- **TASK OBJECTIVE**
Would you write out the listing verbatim and skip every picture in it?

Items from a data source:
________
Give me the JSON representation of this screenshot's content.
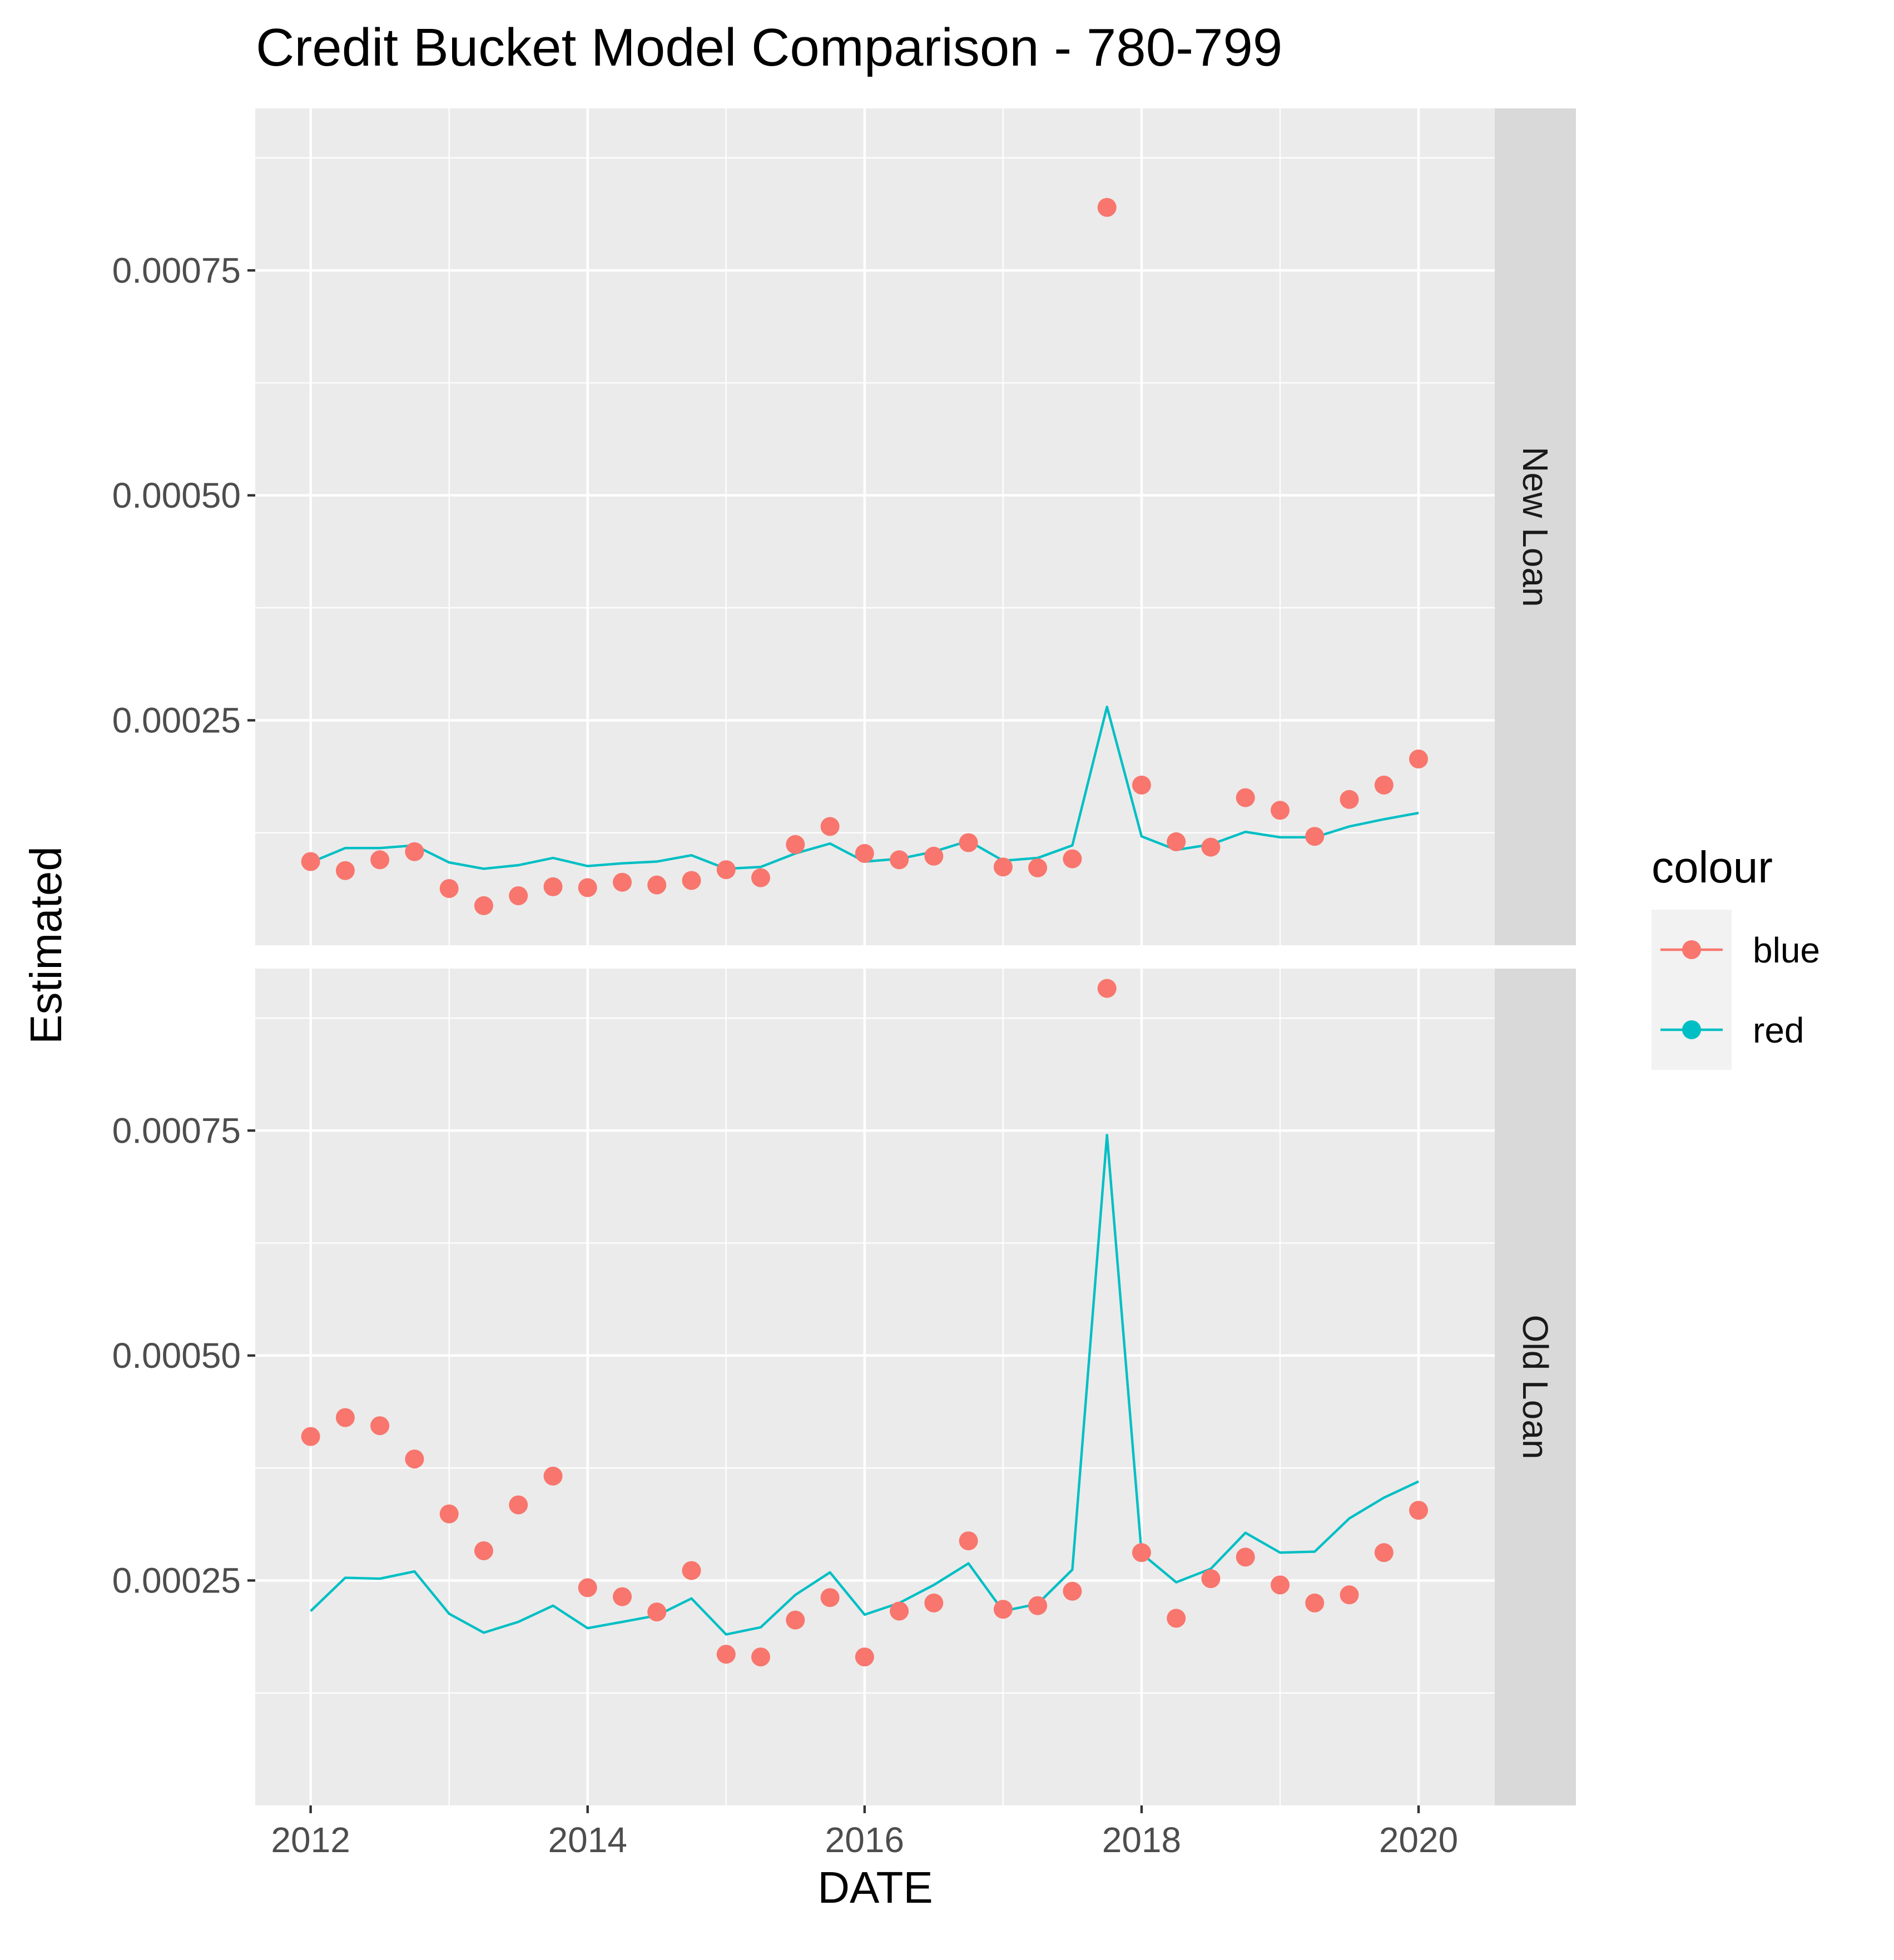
{
  "chart_data": {
    "type": "scatter",
    "title": "Credit Bucket Model Comparison - 780-799",
    "xlabel": "DATE",
    "ylabel": "Estimated",
    "x_ticks": [
      "2012",
      "2014",
      "2016",
      "2018",
      "2020"
    ],
    "y_ticks": [
      "0.00025",
      "0.00050",
      "0.00075"
    ],
    "xlim": [
      2011.6,
      2020.55
    ],
    "ylim": [
      0.0,
      0.00093
    ],
    "grid": true,
    "legend": {
      "title": "colour",
      "position": "right",
      "entries": [
        {
          "label": "blue",
          "color": "#F8766D",
          "mark": "point"
        },
        {
          "label": "red",
          "color": "#00BFC4",
          "mark": "line"
        }
      ]
    },
    "x": [
      2012.0,
      2012.25,
      2012.5,
      2012.75,
      2013.0,
      2013.25,
      2013.5,
      2013.75,
      2014.0,
      2014.25,
      2014.5,
      2014.75,
      2015.0,
      2015.25,
      2015.5,
      2015.75,
      2016.0,
      2016.25,
      2016.5,
      2016.75,
      2017.0,
      2017.25,
      2017.5,
      2017.75,
      2018.0,
      2018.25,
      2018.5,
      2018.75,
      2019.0,
      2019.25,
      2019.5,
      2019.75,
      2020.0
    ],
    "panels": [
      {
        "label": "New Loan",
        "series": [
          {
            "name": "blue",
            "type": "scatter",
            "color": "#F8766D",
            "values": [
              9.3e-05,
              8.3e-05,
              9.5e-05,
              0.000104,
              6.3e-05,
              4.4e-05,
              5.5e-05,
              6.5e-05,
              6.4e-05,
              7e-05,
              6.7e-05,
              7.2e-05,
              8.4e-05,
              7.5e-05,
              0.000112,
              0.000132,
              0.000102,
              9.5e-05,
              9.9e-05,
              0.000114,
              8.7e-05,
              8.6e-05,
              9.6e-05,
              0.00082,
              0.000178,
              0.000115,
              0.000109,
              0.000164,
              0.00015,
              0.000121,
              0.000162,
              0.000178,
              0.000207
            ]
          },
          {
            "name": "red",
            "type": "line",
            "color": "#00BFC4",
            "values": [
              9.2e-05,
              0.000108,
              0.000108,
              0.000111,
              9.2e-05,
              8.5e-05,
              8.9e-05,
              9.7e-05,
              8.8e-05,
              9.1e-05,
              9.3e-05,
              0.0001,
              8.5e-05,
              8.7e-05,
              0.000102,
              0.000113,
              9.3e-05,
              9.6e-05,
              0.000104,
              0.000116,
              9.4e-05,
              9.7e-05,
              0.000111,
              0.000265,
              0.000121,
              0.000106,
              0.000112,
              0.000126,
              0.00012,
              0.00012,
              0.000132,
              0.00014,
              0.000147
            ]
          }
        ]
      },
      {
        "label": "Old Loan",
        "series": [
          {
            "name": "blue",
            "type": "scatter",
            "color": "#F8766D",
            "values": [
              0.00041,
              0.000431,
              0.000422,
              0.000385,
              0.000324,
              0.000283,
              0.000334,
              0.000366,
              0.000242,
              0.000232,
              0.000215,
              0.000261,
              0.000168,
              0.000165,
              0.000206,
              0.000231,
              0.000165,
              0.000216,
              0.000225,
              0.000294,
              0.000218,
              0.000222,
              0.000238,
              0.000908,
              0.000281,
              0.000208,
              0.000252,
              0.000276,
              0.000245,
              0.000225,
              0.000234,
              0.000281,
              0.000328
            ]
          },
          {
            "name": "red",
            "type": "line",
            "color": "#00BFC4",
            "values": [
              0.000216,
              0.000253,
              0.000252,
              0.00026,
              0.000213,
              0.000192,
              0.000204,
              0.000222,
              0.000197,
              0.000204,
              0.000211,
              0.00023,
              0.00019,
              0.000198,
              0.000234,
              0.000259,
              0.000212,
              0.000225,
              0.000245,
              0.000269,
              0.000216,
              0.000224,
              0.000262,
              0.000745,
              0.00028,
              0.000248,
              0.000263,
              0.000303,
              0.000281,
              0.000282,
              0.000319,
              0.000342,
              0.00036
            ]
          }
        ]
      }
    ]
  }
}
________
- **WRITTEN ANSWER**
Give me the JSON representation of this screenshot's content.
{
  "chart_data": {
    "type": "scatter",
    "title": "Credit Bucket Model Comparison - 780-799",
    "xlabel": "DATE",
    "ylabel": "Estimated",
    "x_ticks": [
      "2012",
      "2014",
      "2016",
      "2018",
      "2020"
    ],
    "y_ticks": [
      "0.00025",
      "0.00050",
      "0.00075"
    ],
    "xlim": [
      2011.6,
      2020.55
    ],
    "ylim": [
      0.0,
      0.00093
    ],
    "grid": true,
    "legend": {
      "title": "colour",
      "position": "right",
      "entries": [
        {
          "label": "blue",
          "color": "#F8766D",
          "mark": "point"
        },
        {
          "label": "red",
          "color": "#00BFC4",
          "mark": "line"
        }
      ]
    },
    "x": [
      2012.0,
      2012.25,
      2012.5,
      2012.75,
      2013.0,
      2013.25,
      2013.5,
      2013.75,
      2014.0,
      2014.25,
      2014.5,
      2014.75,
      2015.0,
      2015.25,
      2015.5,
      2015.75,
      2016.0,
      2016.25,
      2016.5,
      2016.75,
      2017.0,
      2017.25,
      2017.5,
      2017.75,
      2018.0,
      2018.25,
      2018.5,
      2018.75,
      2019.0,
      2019.25,
      2019.5,
      2019.75,
      2020.0
    ],
    "panels": [
      {
        "label": "New Loan",
        "series": [
          {
            "name": "blue",
            "type": "scatter",
            "color": "#F8766D",
            "values": [
              9.3e-05,
              8.3e-05,
              9.5e-05,
              0.000104,
              6.3e-05,
              4.4e-05,
              5.5e-05,
              6.5e-05,
              6.4e-05,
              7e-05,
              6.7e-05,
              7.2e-05,
              8.4e-05,
              7.5e-05,
              0.000112,
              0.000132,
              0.000102,
              9.5e-05,
              9.9e-05,
              0.000114,
              8.7e-05,
              8.6e-05,
              9.6e-05,
              0.00082,
              0.000178,
              0.000115,
              0.000109,
              0.000164,
              0.00015,
              0.000121,
              0.000162,
              0.000178,
              0.000207
            ]
          },
          {
            "name": "red",
            "type": "line",
            "color": "#00BFC4",
            "values": [
              9.2e-05,
              0.000108,
              0.000108,
              0.000111,
              9.2e-05,
              8.5e-05,
              8.9e-05,
              9.7e-05,
              8.8e-05,
              9.1e-05,
              9.3e-05,
              0.0001,
              8.5e-05,
              8.7e-05,
              0.000102,
              0.000113,
              9.3e-05,
              9.6e-05,
              0.000104,
              0.000116,
              9.4e-05,
              9.7e-05,
              0.000111,
              0.000265,
              0.000121,
              0.000106,
              0.000112,
              0.000126,
              0.00012,
              0.00012,
              0.000132,
              0.00014,
              0.000147
            ]
          }
        ]
      },
      {
        "label": "Old Loan",
        "series": [
          {
            "name": "blue",
            "type": "scatter",
            "color": "#F8766D",
            "values": [
              0.00041,
              0.000431,
              0.000422,
              0.000385,
              0.000324,
              0.000283,
              0.000334,
              0.000366,
              0.000242,
              0.000232,
              0.000215,
              0.000261,
              0.000168,
              0.000165,
              0.000206,
              0.000231,
              0.000165,
              0.000216,
              0.000225,
              0.000294,
              0.000218,
              0.000222,
              0.000238,
              0.000908,
              0.000281,
              0.000208,
              0.000252,
              0.000276,
              0.000245,
              0.000225,
              0.000234,
              0.000281,
              0.000328
            ]
          },
          {
            "name": "red",
            "type": "line",
            "color": "#00BFC4",
            "values": [
              0.000216,
              0.000253,
              0.000252,
              0.00026,
              0.000213,
              0.000192,
              0.000204,
              0.000222,
              0.000197,
              0.000204,
              0.000211,
              0.00023,
              0.00019,
              0.000198,
              0.000234,
              0.000259,
              0.000212,
              0.000225,
              0.000245,
              0.000269,
              0.000216,
              0.000224,
              0.000262,
              0.000745,
              0.00028,
              0.000248,
              0.000263,
              0.000303,
              0.000281,
              0.000282,
              0.000319,
              0.000342,
              0.00036
            ]
          }
        ]
      }
    ]
  }
}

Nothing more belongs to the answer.